### TASK DESCRIPTION
Every line of the data that contains the string "сказать" must be copied.

### Records from a dataset
○ ○ ○ ○ ○
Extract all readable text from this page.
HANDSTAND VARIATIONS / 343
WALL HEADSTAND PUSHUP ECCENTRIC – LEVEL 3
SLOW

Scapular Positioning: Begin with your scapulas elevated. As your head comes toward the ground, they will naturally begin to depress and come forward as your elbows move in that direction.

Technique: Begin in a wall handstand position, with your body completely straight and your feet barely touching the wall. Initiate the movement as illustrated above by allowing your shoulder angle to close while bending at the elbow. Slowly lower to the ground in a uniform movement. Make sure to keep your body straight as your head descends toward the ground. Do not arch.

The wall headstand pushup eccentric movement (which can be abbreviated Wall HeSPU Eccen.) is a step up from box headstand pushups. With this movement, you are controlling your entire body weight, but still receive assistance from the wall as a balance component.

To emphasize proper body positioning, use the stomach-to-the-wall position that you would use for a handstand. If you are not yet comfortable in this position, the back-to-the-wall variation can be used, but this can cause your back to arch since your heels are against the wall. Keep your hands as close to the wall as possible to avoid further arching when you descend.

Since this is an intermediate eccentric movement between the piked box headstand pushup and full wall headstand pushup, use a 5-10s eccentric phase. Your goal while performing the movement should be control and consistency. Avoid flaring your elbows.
○ ○ ○ ○ ○
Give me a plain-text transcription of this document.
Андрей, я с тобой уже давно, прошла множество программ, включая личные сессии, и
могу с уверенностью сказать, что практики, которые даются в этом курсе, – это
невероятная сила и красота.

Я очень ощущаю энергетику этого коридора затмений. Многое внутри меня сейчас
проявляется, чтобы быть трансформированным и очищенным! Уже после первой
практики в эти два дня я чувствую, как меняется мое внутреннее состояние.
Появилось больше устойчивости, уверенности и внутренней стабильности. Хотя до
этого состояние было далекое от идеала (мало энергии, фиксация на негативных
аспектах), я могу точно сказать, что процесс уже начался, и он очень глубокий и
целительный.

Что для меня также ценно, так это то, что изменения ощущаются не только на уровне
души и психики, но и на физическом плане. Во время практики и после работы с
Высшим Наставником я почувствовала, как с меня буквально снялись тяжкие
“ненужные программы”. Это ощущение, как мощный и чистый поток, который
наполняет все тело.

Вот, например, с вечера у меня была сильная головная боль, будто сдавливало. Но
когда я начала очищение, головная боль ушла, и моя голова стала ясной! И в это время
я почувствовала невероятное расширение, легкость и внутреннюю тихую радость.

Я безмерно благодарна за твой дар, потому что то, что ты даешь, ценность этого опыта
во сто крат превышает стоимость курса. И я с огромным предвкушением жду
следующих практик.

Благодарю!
○ ○ ○ ○ ○
### ANSWER TO THE EXERCISE
могу с уверенностью сказать, что практики, которые даются в этом курсе, – это
аспектах), я могу точно сказать, что процесс уже начался, и он очень глубокий и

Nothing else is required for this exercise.